▶ [INPUT]
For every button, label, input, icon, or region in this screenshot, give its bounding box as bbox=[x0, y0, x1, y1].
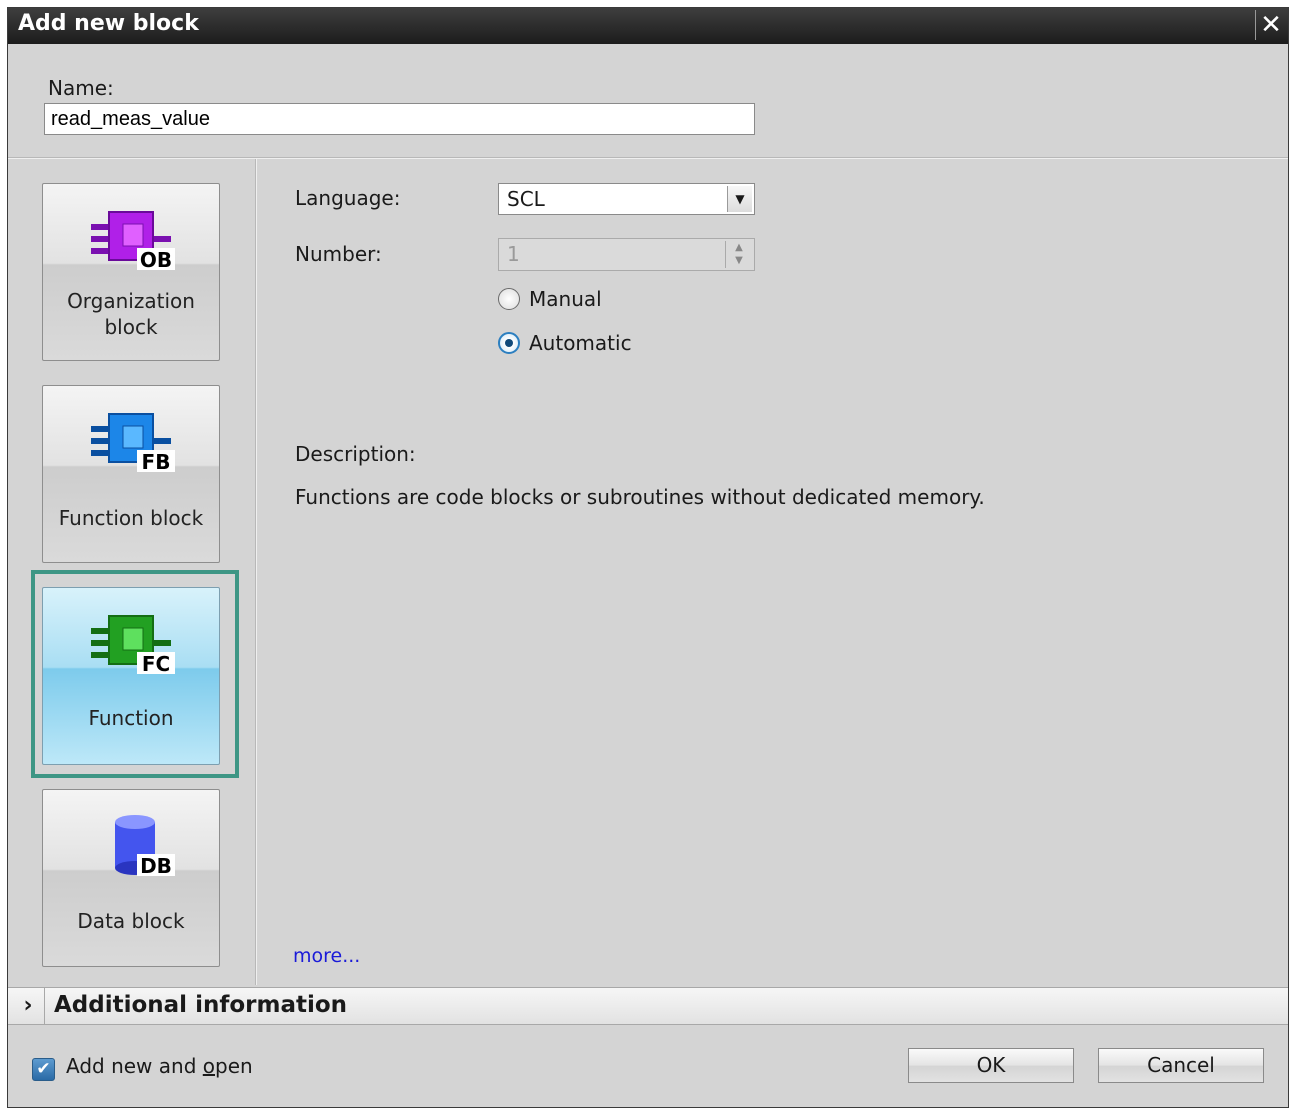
description-label: Description: bbox=[295, 442, 416, 466]
title-bar: Add new block ✕ bbox=[8, 8, 1288, 44]
more-link[interactable]: more... bbox=[293, 945, 360, 967]
chevron-right-icon[interactable]: › bbox=[12, 988, 45, 1024]
description-text: Functions are code blocks or subroutines… bbox=[295, 485, 985, 509]
manual-radio-option[interactable]: Manual bbox=[498, 287, 602, 311]
function-block-icon: FB bbox=[91, 413, 175, 474]
organization-block-icon: OB bbox=[91, 211, 175, 272]
svg-text:DB: DB bbox=[140, 854, 172, 878]
add-and-open-checkbox[interactable]: ✔ bbox=[32, 1058, 55, 1081]
automatic-label: Automatic bbox=[529, 331, 632, 355]
add-new-block-dialog: Add new block ✕ Name: OB Organization bl… bbox=[7, 7, 1289, 1108]
selection-frame bbox=[31, 570, 239, 778]
language-select[interactable]: SCL ▼ bbox=[498, 183, 755, 215]
svg-text:OB: OB bbox=[140, 248, 172, 272]
dialog-title: Add new block bbox=[18, 11, 199, 36]
add-and-open-label: Add new and open bbox=[66, 1054, 253, 1078]
block-label: Function block bbox=[58, 506, 204, 530]
ok-button[interactable]: OK bbox=[908, 1048, 1074, 1083]
spin-arrows-icon: ▲ ▼ bbox=[725, 241, 752, 268]
data-block-button[interactable]: DB Data block bbox=[42, 789, 220, 967]
number-spinbox: 1 ▲ ▼ bbox=[498, 238, 755, 271]
name-input[interactable] bbox=[44, 103, 755, 135]
number-value: 1 bbox=[507, 242, 520, 266]
cancel-button[interactable]: Cancel bbox=[1098, 1048, 1264, 1083]
additional-information-section[interactable]: › Additional information bbox=[8, 987, 1288, 1025]
name-label: Name: bbox=[48, 76, 114, 100]
chevron-down-icon[interactable]: ▼ bbox=[727, 186, 752, 212]
language-label: Language: bbox=[295, 186, 401, 210]
divider bbox=[255, 159, 257, 985]
additional-information-label: Additional information bbox=[54, 992, 348, 1018]
svg-text:FB: FB bbox=[142, 450, 171, 474]
function-block-button[interactable]: FB Function block bbox=[42, 385, 220, 563]
automatic-radio[interactable] bbox=[498, 332, 520, 354]
block-label: Organization block bbox=[67, 289, 195, 339]
manual-label: Manual bbox=[529, 287, 602, 311]
language-value: SCL bbox=[507, 187, 545, 211]
automatic-radio-option[interactable]: Automatic bbox=[498, 331, 632, 355]
block-label: Data block bbox=[77, 909, 185, 933]
number-label: Number: bbox=[295, 242, 382, 266]
data-block-icon: DB bbox=[115, 815, 175, 878]
close-icon[interactable]: ✕ bbox=[1255, 10, 1286, 40]
organization-block-button[interactable]: OB Organization block bbox=[42, 183, 220, 361]
manual-radio[interactable] bbox=[498, 288, 520, 310]
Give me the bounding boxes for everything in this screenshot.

▶ [TASK INSTRUCTIONS]
Write out all of the data above word for word, leaving out the picture.

▶ [REPLY]
For every button, label, input, icon, or region in this screenshot, give its bounding box as bbox=[x0, y0, x1, y1].
description-label: Description: bbox=[295, 442, 416, 466]
title-bar: Add new block ✕ bbox=[8, 8, 1288, 44]
more-link[interactable]: more... bbox=[293, 945, 360, 967]
chevron-right-icon[interactable]: › bbox=[12, 988, 45, 1024]
description-text: Functions are code blocks or subroutines… bbox=[295, 485, 985, 509]
manual-radio-option[interactable]: Manual bbox=[498, 287, 602, 311]
function-block-icon: FB bbox=[91, 413, 175, 474]
organization-block-icon: OB bbox=[91, 211, 175, 272]
svg-text:DB: DB bbox=[140, 854, 172, 878]
add-and-open-checkbox[interactable]: ✔ bbox=[32, 1058, 55, 1081]
automatic-label: Automatic bbox=[529, 331, 632, 355]
add-new-block-dialog: Add new block ✕ Name: OB Organization bl… bbox=[7, 7, 1289, 1108]
selection-frame bbox=[31, 570, 239, 778]
language-select[interactable]: SCL ▼ bbox=[498, 183, 755, 215]
svg-text:OB: OB bbox=[140, 248, 172, 272]
dialog-title: Add new block bbox=[18, 11, 199, 36]
add-and-open-label: Add new and open bbox=[66, 1054, 253, 1078]
block-label: Function block bbox=[58, 506, 204, 530]
ok-button[interactable]: OK bbox=[908, 1048, 1074, 1083]
spin-arrows-icon: ▲ ▼ bbox=[725, 241, 752, 268]
data-block-button[interactable]: DB Data block bbox=[42, 789, 220, 967]
number-spinbox: 1 ▲ ▼ bbox=[498, 238, 755, 271]
name-input[interactable] bbox=[44, 103, 755, 135]
number-value: 1 bbox=[507, 242, 520, 266]
cancel-button[interactable]: Cancel bbox=[1098, 1048, 1264, 1083]
additional-information-section[interactable]: › Additional information bbox=[8, 987, 1288, 1025]
name-label: Name: bbox=[48, 76, 114, 100]
chevron-down-icon[interactable]: ▼ bbox=[727, 186, 752, 212]
language-label: Language: bbox=[295, 186, 401, 210]
divider bbox=[255, 159, 257, 985]
additional-information-label: Additional information bbox=[54, 992, 348, 1018]
svg-text:FB: FB bbox=[142, 450, 171, 474]
function-block-button[interactable]: FB Function block bbox=[42, 385, 220, 563]
automatic-radio[interactable] bbox=[498, 332, 520, 354]
block-label: Organization block bbox=[67, 289, 195, 339]
manual-label: Manual bbox=[529, 287, 602, 311]
language-value: SCL bbox=[507, 187, 545, 211]
automatic-radio-option[interactable]: Automatic bbox=[498, 331, 632, 355]
block-label: Data block bbox=[77, 909, 185, 933]
number-label: Number: bbox=[295, 242, 382, 266]
data-block-icon: DB bbox=[115, 815, 175, 878]
close-icon[interactable]: ✕ bbox=[1255, 10, 1286, 40]
organization-block-button[interactable]: OB Organization block bbox=[42, 183, 220, 361]
manual-radio[interactable] bbox=[498, 288, 520, 310]
Give me the bounding boxes for everything in this screenshot.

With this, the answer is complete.